== Data for processing

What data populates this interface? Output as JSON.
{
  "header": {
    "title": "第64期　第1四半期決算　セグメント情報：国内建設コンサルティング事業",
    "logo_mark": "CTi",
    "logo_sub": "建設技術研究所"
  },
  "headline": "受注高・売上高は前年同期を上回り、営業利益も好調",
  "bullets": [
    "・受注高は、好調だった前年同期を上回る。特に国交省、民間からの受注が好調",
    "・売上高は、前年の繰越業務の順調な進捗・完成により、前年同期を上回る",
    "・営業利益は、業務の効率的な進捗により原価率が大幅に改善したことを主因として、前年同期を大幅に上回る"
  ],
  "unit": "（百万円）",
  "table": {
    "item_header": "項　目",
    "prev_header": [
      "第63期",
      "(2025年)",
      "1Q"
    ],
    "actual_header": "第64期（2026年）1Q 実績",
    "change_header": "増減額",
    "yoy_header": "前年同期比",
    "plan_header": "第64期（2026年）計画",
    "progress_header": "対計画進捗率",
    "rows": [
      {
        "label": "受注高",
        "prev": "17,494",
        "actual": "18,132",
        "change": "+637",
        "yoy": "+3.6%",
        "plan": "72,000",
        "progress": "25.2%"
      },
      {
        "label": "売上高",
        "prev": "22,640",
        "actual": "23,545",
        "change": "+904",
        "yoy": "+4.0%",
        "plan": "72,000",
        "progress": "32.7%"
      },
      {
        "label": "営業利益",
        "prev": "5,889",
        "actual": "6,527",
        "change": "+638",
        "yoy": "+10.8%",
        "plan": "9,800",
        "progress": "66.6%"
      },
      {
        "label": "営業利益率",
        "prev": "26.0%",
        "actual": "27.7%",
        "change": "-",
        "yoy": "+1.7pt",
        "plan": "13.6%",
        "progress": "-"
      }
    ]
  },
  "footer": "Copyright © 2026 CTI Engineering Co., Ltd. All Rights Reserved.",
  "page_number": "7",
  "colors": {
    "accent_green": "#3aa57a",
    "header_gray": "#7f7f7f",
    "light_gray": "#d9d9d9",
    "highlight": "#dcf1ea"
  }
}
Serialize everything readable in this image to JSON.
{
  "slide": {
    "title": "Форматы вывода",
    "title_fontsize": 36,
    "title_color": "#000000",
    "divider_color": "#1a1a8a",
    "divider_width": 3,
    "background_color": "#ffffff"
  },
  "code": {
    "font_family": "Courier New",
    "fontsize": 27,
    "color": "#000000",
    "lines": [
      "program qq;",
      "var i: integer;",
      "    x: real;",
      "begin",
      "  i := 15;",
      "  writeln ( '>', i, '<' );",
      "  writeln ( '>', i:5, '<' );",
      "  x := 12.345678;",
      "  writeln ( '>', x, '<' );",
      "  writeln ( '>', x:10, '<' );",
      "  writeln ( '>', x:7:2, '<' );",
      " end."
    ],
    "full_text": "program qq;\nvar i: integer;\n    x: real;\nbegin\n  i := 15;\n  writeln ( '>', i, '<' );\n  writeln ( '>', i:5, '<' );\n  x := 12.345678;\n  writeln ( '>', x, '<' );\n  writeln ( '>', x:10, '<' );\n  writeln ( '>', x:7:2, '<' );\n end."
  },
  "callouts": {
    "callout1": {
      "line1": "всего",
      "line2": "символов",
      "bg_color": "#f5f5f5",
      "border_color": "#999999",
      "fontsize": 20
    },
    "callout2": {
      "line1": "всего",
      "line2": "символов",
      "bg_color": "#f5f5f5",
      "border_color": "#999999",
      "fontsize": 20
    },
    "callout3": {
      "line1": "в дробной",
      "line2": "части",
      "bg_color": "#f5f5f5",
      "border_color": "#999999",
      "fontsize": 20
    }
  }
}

====

- Task statement -
Collect the lines of the records that include the string "integer".

- Response for this exercise -
      "var i: integer;",
    "full_text": "program qq;\nvar i: integer;\n    x: real;\nbegin\n  i := 15;\n  writeln ( '>', i, '<' );\n  writeln ( '>', i:5, '<' );\n  x := 12.345678;\n  writeln ( '>', x, '<' );\n  writeln ( '>', x:10, '<' );\n  writeln ( '>', x:7:2, '<' );\n end."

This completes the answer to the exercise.